▶ [Set task]
Go through the entries below and collect each line with the string "recreation" in it.
● ● ● ●
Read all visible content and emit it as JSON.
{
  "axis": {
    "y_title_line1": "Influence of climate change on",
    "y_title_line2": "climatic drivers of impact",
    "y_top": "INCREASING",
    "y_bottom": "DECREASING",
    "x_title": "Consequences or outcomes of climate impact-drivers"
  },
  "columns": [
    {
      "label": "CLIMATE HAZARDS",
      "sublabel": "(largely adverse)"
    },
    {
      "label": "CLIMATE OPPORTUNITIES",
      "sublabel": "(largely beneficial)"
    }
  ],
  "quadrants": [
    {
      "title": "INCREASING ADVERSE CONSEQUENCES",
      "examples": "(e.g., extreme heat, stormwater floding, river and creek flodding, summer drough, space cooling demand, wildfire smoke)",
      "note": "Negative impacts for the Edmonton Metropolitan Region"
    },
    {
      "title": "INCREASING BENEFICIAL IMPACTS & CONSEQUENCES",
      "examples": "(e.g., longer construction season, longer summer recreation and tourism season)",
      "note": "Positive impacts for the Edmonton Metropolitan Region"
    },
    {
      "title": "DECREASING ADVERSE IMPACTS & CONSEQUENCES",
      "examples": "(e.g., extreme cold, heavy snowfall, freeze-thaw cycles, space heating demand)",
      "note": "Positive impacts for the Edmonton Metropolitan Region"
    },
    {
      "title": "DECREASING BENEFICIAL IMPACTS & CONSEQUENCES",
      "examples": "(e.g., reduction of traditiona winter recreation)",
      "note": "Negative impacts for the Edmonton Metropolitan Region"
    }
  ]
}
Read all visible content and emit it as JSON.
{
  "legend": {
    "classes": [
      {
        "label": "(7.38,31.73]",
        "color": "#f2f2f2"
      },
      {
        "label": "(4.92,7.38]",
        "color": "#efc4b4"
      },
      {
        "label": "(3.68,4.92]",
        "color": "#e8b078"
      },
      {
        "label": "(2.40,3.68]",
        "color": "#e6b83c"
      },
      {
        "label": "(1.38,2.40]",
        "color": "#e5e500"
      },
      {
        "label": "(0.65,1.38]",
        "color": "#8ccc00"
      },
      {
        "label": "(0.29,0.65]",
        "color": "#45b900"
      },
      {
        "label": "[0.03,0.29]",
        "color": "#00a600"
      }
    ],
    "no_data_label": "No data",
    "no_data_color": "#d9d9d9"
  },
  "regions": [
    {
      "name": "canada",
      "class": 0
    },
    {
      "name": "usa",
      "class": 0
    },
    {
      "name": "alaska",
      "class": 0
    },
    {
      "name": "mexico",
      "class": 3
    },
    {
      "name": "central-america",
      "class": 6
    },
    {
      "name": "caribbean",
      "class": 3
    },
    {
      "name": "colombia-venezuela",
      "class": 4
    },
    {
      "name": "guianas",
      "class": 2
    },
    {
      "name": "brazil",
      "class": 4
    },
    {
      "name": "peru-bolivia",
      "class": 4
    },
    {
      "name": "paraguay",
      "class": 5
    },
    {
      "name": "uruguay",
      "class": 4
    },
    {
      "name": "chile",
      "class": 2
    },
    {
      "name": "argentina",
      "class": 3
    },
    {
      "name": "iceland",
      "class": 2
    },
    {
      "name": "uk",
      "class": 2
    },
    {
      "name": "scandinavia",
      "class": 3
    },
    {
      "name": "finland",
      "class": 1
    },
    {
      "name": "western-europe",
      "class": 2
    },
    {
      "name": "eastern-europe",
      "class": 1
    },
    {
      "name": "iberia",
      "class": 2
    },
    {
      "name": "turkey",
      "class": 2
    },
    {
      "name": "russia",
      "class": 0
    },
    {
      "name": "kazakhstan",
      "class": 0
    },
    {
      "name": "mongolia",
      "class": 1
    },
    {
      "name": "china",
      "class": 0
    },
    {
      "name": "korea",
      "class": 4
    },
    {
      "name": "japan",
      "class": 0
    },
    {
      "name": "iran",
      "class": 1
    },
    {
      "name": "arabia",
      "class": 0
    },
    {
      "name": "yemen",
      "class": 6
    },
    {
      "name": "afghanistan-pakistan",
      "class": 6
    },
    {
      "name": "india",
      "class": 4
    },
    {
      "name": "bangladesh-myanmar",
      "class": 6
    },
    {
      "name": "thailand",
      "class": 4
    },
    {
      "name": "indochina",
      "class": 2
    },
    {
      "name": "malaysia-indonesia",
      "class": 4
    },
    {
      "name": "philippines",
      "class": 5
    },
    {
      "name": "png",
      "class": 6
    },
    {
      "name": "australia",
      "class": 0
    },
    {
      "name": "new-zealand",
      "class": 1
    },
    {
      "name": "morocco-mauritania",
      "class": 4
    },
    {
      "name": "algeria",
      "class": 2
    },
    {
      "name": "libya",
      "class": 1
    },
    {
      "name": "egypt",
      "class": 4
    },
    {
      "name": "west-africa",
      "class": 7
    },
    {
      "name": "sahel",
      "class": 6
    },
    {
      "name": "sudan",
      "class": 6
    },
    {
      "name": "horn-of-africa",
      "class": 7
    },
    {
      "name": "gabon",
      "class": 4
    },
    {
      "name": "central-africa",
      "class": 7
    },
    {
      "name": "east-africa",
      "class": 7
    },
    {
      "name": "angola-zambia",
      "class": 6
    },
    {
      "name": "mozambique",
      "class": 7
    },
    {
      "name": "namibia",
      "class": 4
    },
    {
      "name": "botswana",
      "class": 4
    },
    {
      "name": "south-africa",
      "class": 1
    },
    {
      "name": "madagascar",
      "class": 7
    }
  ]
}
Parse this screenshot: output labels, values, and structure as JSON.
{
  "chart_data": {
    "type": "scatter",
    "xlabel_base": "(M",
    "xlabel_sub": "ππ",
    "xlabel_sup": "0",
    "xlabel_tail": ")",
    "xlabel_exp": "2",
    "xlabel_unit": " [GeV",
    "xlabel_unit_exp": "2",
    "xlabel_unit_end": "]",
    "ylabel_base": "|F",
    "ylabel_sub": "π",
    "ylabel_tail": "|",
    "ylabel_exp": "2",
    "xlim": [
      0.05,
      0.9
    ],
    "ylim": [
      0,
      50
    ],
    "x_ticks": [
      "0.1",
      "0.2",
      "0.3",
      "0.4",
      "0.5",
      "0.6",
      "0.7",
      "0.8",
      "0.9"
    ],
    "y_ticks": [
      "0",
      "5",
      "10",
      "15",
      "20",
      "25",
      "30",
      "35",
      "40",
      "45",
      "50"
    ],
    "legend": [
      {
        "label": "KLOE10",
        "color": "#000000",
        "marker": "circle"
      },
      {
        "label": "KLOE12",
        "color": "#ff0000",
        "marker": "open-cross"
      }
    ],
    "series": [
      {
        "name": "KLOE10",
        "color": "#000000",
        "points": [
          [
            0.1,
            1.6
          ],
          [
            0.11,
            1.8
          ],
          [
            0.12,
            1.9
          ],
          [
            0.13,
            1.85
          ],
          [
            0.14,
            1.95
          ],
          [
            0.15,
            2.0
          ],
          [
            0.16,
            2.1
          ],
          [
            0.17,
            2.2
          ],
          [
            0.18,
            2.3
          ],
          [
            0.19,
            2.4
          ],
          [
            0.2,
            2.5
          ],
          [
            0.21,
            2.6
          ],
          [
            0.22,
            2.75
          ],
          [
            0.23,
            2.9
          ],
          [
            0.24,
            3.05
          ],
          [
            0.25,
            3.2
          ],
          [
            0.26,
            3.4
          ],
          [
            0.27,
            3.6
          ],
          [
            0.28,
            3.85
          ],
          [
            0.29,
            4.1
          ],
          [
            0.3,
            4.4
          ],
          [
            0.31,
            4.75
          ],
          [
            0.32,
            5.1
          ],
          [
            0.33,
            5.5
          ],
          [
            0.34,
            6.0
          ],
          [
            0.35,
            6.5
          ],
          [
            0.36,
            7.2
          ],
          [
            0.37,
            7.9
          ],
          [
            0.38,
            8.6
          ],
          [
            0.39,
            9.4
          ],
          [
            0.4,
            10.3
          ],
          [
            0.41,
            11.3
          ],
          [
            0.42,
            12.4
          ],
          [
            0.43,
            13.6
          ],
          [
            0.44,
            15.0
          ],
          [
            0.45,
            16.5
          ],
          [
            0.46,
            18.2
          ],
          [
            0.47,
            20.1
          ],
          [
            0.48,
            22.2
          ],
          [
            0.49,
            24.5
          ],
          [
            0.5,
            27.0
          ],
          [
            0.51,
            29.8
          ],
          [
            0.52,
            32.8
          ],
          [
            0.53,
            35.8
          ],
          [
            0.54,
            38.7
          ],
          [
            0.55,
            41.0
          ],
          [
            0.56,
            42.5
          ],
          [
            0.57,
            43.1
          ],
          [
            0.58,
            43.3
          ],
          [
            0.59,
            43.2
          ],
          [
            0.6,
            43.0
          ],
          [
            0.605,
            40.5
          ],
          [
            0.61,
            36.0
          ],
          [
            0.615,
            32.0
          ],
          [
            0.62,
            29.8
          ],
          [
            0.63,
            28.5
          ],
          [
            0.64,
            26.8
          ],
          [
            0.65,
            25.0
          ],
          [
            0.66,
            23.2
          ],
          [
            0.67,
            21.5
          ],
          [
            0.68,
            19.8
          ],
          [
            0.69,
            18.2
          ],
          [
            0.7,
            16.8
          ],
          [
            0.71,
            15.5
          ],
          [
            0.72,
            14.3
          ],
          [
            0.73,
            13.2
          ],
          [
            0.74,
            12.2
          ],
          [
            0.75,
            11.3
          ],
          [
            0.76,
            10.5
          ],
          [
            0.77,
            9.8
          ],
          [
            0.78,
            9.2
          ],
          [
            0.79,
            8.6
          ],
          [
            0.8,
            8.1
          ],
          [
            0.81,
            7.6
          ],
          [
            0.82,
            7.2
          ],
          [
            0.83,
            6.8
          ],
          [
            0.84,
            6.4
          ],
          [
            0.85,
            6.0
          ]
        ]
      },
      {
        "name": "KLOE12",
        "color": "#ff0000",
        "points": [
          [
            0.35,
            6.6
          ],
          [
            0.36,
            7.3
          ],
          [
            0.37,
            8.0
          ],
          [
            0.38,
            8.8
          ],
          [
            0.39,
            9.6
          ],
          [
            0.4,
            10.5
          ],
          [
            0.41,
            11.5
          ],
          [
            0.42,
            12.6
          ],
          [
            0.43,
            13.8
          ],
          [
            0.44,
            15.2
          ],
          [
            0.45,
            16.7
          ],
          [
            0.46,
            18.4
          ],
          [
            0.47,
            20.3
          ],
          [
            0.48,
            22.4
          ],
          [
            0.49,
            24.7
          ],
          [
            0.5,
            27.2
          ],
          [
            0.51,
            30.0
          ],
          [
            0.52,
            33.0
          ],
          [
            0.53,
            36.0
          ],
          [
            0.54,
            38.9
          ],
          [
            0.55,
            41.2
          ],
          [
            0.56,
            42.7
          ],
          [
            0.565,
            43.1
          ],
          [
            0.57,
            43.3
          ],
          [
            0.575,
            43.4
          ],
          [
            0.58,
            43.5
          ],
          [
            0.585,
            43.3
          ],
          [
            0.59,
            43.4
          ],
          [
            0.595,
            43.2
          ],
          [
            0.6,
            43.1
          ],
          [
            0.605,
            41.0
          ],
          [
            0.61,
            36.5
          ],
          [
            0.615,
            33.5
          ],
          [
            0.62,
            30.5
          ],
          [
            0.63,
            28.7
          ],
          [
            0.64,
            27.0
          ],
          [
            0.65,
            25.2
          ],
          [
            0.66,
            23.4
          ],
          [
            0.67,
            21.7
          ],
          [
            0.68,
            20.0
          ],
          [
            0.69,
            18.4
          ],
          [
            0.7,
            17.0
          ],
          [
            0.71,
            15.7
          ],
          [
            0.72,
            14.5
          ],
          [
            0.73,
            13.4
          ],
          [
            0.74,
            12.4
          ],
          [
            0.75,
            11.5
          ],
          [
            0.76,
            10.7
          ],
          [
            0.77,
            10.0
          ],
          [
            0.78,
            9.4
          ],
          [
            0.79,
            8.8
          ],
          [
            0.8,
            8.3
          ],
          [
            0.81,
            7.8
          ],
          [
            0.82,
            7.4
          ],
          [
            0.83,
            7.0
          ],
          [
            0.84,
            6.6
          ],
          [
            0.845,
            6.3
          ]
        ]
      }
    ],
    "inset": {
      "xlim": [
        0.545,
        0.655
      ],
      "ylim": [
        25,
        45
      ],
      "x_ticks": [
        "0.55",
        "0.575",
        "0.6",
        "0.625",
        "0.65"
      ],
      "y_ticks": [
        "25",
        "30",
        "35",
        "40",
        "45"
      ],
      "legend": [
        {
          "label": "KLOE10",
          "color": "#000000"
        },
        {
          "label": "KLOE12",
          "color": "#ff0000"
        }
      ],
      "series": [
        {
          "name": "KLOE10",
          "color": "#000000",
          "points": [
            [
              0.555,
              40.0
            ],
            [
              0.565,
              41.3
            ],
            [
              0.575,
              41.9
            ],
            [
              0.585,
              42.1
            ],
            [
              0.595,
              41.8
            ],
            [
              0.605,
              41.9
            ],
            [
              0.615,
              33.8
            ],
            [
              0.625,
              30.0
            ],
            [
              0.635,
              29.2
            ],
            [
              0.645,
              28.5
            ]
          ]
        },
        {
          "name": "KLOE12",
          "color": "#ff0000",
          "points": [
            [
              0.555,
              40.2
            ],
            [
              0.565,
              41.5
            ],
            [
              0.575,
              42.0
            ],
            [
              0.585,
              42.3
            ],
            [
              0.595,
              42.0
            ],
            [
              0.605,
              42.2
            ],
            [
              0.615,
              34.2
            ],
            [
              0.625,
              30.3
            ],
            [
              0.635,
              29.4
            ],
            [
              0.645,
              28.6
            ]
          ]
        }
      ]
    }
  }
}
● ● ● ●
▶ [The completed task]
      "examples": "(e.g., longer construction season, longer summer recreation and tourism season)",
      "examples": "(e.g., reduction of traditiona winter recreation)",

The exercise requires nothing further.